--- Prompt ---
In the data, extract each line that holds the string "woollen".

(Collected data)
________________________________________
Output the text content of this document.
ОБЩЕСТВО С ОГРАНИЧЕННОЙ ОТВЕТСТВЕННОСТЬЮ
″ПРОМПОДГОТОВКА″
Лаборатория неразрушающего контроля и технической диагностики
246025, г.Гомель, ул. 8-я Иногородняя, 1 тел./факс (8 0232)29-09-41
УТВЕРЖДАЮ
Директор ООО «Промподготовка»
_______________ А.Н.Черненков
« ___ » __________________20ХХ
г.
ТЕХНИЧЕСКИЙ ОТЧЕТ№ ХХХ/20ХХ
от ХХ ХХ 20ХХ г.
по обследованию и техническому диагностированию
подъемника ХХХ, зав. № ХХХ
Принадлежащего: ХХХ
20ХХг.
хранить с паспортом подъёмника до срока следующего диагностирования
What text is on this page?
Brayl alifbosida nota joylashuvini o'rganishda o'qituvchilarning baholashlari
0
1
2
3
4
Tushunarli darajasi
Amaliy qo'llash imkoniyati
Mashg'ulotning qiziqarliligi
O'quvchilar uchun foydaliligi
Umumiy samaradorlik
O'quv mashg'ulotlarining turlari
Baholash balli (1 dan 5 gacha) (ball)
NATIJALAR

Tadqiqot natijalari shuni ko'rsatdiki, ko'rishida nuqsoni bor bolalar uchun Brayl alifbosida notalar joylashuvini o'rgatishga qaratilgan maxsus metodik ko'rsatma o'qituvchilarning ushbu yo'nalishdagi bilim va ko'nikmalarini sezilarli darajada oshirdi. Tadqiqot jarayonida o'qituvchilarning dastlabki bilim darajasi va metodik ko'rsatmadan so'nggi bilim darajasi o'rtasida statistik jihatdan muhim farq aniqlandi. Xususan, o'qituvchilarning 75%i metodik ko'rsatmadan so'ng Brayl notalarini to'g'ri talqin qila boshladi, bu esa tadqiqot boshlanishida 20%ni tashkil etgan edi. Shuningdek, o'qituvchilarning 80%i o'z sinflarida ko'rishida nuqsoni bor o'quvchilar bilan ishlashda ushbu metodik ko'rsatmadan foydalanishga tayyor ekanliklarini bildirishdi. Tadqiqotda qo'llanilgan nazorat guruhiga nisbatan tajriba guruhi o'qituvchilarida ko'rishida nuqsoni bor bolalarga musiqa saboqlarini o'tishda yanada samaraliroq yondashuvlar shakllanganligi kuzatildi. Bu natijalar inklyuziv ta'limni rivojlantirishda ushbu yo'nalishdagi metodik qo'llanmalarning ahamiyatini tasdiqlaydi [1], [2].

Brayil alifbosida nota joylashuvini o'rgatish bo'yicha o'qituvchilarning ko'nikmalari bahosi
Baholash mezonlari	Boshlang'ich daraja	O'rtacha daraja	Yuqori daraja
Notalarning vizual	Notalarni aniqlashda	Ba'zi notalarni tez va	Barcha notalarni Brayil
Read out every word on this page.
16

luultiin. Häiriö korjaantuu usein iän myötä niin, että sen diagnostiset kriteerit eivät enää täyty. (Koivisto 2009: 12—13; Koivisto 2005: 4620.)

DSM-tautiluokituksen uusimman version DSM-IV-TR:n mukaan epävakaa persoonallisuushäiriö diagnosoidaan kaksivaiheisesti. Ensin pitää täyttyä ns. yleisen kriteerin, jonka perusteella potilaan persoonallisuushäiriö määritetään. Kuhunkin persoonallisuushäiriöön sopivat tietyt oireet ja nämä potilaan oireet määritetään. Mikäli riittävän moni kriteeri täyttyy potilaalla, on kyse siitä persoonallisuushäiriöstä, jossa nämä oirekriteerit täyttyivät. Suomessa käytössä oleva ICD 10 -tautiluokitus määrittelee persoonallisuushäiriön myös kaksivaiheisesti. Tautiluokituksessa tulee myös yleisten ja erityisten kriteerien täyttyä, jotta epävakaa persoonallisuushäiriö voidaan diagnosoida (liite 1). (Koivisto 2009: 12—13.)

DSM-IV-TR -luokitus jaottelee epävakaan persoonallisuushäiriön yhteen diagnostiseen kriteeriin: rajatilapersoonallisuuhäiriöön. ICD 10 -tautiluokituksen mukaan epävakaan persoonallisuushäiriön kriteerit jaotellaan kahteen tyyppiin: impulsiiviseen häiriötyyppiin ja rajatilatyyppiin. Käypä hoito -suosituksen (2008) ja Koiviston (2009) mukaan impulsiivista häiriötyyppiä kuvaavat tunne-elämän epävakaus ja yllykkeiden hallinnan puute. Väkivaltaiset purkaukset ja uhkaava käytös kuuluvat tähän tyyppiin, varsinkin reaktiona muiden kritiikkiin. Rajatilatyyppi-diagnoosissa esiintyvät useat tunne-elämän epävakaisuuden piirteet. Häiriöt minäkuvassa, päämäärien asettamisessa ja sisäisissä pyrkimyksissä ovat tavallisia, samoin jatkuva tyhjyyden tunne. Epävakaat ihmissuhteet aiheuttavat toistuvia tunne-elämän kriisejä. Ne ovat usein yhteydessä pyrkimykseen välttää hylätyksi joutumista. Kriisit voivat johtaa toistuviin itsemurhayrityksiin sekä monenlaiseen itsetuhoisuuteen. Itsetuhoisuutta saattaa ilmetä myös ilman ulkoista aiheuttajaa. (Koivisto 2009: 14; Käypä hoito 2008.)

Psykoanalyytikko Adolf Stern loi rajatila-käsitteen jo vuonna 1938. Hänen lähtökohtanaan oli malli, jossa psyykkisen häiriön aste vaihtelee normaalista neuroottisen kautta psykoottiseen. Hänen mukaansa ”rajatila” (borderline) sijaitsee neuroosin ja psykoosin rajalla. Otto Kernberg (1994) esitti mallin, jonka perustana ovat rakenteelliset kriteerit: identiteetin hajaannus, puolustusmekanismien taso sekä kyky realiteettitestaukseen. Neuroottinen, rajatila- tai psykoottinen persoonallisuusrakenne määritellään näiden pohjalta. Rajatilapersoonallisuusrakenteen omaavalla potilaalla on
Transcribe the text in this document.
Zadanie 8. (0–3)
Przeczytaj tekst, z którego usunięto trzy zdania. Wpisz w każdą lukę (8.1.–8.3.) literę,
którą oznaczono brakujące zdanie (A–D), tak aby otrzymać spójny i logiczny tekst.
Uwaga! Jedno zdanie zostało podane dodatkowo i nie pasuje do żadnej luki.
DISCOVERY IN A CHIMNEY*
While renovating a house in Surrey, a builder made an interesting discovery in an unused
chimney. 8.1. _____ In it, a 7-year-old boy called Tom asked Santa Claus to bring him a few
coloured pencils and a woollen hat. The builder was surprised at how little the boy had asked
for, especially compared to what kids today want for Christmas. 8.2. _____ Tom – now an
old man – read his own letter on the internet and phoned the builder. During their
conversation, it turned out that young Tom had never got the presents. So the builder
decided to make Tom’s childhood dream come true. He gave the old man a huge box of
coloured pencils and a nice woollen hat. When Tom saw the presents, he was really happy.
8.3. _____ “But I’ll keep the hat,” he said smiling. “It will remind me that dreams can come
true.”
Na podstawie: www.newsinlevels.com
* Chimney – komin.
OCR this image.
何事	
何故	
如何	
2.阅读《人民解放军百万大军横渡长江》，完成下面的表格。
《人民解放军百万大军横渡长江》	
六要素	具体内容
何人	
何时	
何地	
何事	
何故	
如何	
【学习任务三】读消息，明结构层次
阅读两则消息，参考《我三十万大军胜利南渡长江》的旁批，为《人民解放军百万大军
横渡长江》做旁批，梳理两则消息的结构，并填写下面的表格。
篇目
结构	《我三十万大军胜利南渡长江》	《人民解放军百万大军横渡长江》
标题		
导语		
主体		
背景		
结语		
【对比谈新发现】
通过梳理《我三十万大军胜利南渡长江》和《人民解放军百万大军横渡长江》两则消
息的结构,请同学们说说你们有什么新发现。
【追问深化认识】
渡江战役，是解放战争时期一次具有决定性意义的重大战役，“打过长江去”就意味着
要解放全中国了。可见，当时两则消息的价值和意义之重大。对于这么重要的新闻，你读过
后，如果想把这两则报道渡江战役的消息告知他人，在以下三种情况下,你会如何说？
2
________________________________________
--- Complete answer ---
coloured pencils and a woollen hat. The builder was surprised at how little the boy had asked
coloured pencils and a nice woollen hat. When Tom saw the presents, he was really happy.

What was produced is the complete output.